══ EXTRAIT ══

Kamy Pelletier-Khamphinith, Barreau 2013, également chez Labrecque Doyon.
Kamy Pelletier-Khamphinith, Barreau 2013, également chez Labrecque Doyon.
C’est en 2015 que Michée Roy est accusé d’homicide volontaire coupable, pour une triste affaire de bébé secoué.

La preuve de la couronne s’appuie sur une volumineuse expertise médicale. Détenu depuis un an, l’accusé sollicite en janvier 2016 les services de Me Doyon pour sa défense. Ce dernier accepte le mandat d’aide juridique et monte son dossier.

Mais le Barreau 2012 était loin de se douter qu’il allait ferrailler pendant des années avec l’appareil médico-légal, l’aide juridique et le système de justice. Dénicher un expert qui l’aidera à contester la preuve, dans le contexte d’un mandat d’aide juridique, est pratiquement impossible.

Pourtant, pas question d’aller à procès sans contre-expertise, se dit-il, il en va du droit de son client d’avoir une défense pleine et entière. Il déniche finalement un tel expert en Ontario, qui accepte de contre-expertiser la preuve à ses frais.

C’est trop peu, trop tard, le procès vient d’avoir lieu et son client, Michée Roy, est reconnu coupable en mars 2017.

Témoin expert

Me Doyon déplore qu’un dossier qui « commande une préparation extrême » puisse être accordé dans le cadre d’un mandat d’aide juridique sans égards aux conditions particulières du dossier.

═══
══ DONNÉES À EXAMINER ══

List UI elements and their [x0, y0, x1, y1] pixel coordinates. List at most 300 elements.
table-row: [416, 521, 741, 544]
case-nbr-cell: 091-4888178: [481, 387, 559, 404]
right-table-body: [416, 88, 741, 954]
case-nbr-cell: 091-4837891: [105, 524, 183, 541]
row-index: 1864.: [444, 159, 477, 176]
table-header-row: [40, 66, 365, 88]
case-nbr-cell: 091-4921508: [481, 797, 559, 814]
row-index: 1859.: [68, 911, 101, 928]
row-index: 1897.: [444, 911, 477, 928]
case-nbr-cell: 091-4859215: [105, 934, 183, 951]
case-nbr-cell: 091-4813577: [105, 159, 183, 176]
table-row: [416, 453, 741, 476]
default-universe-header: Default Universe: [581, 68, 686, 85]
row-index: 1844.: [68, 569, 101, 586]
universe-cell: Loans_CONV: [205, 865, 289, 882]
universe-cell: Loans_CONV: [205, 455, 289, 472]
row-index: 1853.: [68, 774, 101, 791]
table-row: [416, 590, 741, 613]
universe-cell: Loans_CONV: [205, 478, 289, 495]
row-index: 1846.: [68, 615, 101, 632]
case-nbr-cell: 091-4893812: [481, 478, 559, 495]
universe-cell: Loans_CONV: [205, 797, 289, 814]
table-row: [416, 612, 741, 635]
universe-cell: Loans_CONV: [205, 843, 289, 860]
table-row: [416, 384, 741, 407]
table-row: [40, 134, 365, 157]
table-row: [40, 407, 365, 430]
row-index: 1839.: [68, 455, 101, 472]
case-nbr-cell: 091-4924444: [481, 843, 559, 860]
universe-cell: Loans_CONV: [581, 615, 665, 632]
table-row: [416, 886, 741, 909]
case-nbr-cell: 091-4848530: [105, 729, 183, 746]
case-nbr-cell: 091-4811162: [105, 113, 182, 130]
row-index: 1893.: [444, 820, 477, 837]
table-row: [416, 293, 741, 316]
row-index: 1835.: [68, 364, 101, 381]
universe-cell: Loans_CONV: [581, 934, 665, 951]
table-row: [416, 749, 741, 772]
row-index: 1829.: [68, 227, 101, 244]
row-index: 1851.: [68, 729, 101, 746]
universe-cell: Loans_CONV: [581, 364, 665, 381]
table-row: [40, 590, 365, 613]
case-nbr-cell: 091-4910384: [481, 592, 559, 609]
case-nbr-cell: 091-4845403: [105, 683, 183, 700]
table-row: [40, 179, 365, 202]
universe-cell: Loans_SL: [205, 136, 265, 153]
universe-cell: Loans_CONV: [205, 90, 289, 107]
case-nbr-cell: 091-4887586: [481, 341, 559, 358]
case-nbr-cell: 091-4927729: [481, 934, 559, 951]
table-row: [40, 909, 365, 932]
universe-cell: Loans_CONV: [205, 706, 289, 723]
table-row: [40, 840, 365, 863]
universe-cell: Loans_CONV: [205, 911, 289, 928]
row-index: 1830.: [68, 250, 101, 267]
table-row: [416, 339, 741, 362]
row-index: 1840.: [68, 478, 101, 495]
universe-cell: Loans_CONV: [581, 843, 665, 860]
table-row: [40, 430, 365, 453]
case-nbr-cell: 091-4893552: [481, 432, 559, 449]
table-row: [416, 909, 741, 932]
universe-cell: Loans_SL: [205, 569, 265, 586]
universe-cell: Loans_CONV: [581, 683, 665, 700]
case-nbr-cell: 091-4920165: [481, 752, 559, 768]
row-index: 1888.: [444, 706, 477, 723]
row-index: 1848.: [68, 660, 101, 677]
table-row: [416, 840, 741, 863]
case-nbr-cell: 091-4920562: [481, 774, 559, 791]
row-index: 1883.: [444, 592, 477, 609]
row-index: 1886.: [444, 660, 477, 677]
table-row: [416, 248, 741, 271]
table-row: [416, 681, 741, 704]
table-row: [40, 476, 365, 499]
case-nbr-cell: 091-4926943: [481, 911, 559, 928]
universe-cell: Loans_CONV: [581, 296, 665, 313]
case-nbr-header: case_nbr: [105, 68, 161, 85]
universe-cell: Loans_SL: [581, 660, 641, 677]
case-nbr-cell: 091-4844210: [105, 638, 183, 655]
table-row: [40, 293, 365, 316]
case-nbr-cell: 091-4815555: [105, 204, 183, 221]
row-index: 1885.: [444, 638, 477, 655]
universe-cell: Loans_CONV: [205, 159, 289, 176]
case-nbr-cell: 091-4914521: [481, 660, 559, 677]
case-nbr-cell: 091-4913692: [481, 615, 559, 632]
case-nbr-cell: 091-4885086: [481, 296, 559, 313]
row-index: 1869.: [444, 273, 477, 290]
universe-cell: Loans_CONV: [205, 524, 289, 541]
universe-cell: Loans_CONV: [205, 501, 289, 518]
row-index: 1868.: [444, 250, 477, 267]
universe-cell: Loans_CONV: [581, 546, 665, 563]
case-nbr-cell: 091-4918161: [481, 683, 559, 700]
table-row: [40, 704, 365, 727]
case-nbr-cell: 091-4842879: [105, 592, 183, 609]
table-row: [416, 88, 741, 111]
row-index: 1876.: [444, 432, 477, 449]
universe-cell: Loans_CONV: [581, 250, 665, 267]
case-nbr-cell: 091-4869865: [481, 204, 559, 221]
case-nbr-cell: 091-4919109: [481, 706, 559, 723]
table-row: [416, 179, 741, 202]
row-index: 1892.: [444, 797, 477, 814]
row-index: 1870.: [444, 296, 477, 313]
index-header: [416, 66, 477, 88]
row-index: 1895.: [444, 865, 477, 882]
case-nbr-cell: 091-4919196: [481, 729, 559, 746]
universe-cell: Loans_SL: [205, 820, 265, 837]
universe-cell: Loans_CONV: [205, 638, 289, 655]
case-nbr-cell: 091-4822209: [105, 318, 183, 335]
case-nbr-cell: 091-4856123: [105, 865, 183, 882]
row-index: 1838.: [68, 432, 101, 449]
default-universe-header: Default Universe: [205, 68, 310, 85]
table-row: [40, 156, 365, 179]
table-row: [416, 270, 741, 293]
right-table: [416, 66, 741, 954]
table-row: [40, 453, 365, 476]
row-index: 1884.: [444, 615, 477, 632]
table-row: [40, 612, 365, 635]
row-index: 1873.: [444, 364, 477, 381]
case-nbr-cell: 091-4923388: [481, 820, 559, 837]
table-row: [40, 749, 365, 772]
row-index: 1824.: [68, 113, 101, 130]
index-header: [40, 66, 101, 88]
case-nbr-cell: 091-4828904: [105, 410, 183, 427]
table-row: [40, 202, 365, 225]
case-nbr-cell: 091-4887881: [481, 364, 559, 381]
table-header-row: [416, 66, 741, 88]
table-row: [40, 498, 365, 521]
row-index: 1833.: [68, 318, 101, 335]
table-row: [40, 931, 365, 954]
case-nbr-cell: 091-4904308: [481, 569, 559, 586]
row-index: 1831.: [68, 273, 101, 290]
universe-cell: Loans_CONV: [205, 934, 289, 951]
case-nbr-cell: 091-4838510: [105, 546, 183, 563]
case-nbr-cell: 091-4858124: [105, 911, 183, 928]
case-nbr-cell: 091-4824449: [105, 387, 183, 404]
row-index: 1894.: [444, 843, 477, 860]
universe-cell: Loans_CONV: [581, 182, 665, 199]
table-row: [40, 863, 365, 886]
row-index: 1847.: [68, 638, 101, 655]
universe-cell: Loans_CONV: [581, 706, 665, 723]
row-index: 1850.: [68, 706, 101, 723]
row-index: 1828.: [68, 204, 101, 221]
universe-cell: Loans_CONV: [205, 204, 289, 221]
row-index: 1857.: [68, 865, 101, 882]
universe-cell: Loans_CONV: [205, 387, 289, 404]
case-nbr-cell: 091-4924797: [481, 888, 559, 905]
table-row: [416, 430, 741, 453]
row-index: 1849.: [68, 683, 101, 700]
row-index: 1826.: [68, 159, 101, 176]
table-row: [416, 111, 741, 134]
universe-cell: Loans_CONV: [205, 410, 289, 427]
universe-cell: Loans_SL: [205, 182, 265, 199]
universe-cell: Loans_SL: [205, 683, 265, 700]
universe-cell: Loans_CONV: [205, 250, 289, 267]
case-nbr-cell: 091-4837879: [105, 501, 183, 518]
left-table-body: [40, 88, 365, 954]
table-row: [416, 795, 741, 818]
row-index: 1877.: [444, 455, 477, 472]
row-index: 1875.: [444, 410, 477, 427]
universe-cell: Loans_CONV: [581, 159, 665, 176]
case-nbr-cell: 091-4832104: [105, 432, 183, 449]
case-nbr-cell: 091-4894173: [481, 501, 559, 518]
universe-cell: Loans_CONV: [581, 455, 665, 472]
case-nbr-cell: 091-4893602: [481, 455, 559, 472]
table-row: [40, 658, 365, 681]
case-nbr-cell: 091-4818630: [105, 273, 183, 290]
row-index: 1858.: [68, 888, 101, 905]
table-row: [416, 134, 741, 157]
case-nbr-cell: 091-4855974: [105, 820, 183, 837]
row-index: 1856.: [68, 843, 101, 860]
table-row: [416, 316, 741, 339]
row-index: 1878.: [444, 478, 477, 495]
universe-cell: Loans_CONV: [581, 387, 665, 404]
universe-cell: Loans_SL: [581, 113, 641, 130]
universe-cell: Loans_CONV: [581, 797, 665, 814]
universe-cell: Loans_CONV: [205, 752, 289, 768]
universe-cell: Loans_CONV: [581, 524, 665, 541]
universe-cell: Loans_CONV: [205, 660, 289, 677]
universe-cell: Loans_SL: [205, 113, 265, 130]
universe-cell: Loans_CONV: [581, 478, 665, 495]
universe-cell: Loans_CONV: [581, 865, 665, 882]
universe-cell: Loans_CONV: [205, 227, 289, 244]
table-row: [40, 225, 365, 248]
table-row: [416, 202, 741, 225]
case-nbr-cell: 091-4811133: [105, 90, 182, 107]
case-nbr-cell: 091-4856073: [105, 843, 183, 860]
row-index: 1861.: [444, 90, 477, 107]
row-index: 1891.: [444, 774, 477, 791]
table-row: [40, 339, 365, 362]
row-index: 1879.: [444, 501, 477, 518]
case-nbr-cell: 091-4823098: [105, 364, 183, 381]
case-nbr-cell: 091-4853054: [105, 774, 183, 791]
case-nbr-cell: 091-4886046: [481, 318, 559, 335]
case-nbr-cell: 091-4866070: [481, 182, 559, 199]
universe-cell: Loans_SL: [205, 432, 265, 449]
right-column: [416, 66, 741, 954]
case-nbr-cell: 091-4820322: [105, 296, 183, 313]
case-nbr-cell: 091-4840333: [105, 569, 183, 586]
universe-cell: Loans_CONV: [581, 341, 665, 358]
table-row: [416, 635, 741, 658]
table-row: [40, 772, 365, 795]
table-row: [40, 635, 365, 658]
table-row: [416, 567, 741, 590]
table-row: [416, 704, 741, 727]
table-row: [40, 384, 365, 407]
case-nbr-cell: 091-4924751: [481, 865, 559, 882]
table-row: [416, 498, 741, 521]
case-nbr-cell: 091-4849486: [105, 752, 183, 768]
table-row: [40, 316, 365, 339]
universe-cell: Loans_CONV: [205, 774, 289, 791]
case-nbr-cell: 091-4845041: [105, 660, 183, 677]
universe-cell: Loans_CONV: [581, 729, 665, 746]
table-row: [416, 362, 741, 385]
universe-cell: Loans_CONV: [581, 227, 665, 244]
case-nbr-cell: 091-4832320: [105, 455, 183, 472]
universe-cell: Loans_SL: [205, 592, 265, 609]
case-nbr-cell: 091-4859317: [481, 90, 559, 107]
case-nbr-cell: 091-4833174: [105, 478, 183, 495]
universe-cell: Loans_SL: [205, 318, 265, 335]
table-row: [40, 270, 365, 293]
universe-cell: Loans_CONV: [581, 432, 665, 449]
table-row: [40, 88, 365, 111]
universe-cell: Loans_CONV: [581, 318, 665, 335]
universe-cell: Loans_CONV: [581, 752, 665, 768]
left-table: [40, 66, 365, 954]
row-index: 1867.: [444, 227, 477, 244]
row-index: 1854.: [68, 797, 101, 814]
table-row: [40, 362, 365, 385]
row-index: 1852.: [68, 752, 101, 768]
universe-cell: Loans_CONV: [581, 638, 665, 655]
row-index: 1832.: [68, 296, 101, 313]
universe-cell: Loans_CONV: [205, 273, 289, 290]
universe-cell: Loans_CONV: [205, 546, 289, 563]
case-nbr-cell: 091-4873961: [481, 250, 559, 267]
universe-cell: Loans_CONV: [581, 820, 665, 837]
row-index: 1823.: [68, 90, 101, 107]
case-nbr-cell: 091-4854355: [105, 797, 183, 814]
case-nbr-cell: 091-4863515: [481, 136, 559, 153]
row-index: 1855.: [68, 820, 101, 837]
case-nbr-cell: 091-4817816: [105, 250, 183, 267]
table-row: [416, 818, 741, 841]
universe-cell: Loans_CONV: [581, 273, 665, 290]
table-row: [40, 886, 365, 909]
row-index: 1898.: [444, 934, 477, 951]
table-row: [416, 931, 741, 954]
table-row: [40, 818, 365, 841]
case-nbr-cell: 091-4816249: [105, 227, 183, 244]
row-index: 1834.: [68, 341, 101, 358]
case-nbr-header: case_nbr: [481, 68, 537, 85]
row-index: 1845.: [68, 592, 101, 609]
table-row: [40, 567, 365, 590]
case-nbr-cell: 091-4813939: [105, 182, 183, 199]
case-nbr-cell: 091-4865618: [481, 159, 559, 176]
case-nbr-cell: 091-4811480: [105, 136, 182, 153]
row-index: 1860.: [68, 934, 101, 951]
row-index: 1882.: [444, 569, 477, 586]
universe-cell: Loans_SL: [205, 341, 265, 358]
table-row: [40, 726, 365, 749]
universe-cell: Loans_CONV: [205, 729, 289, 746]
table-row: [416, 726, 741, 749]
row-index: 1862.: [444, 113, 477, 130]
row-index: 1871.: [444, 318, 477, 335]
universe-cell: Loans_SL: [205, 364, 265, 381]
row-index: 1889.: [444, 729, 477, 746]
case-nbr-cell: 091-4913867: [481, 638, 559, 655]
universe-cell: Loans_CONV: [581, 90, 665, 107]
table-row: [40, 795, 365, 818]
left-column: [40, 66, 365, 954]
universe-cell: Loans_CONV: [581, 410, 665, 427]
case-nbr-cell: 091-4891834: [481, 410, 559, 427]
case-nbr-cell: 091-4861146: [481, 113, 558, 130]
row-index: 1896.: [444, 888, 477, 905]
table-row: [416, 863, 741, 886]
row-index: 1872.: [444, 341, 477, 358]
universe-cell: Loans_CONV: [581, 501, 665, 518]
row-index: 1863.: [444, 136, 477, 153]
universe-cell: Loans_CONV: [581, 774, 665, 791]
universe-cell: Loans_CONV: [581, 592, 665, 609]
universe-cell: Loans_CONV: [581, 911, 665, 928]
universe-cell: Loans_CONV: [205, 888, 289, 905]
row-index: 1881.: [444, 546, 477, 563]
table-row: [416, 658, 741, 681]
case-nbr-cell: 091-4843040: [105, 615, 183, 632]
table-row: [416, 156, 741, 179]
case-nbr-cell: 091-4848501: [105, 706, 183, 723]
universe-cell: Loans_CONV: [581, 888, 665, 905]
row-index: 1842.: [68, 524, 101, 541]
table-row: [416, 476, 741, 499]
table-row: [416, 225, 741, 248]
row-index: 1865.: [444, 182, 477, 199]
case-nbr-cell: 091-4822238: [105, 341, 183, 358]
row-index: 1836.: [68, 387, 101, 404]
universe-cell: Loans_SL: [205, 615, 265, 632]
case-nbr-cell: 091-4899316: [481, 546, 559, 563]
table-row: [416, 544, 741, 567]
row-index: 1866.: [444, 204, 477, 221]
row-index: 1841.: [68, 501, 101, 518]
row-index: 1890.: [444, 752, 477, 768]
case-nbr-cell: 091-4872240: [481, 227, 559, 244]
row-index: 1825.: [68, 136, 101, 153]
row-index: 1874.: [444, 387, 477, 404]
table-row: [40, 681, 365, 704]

═══

▶ **CONSIGNE**
Relevez toutes les années distinctes mentionnées dans l'extrait, dans l'ordre où elles apparaissent pour la première fois.

▶ **RÉPONSE RÉDIGÉE**
2013, 2015, 2016, 2012, 2017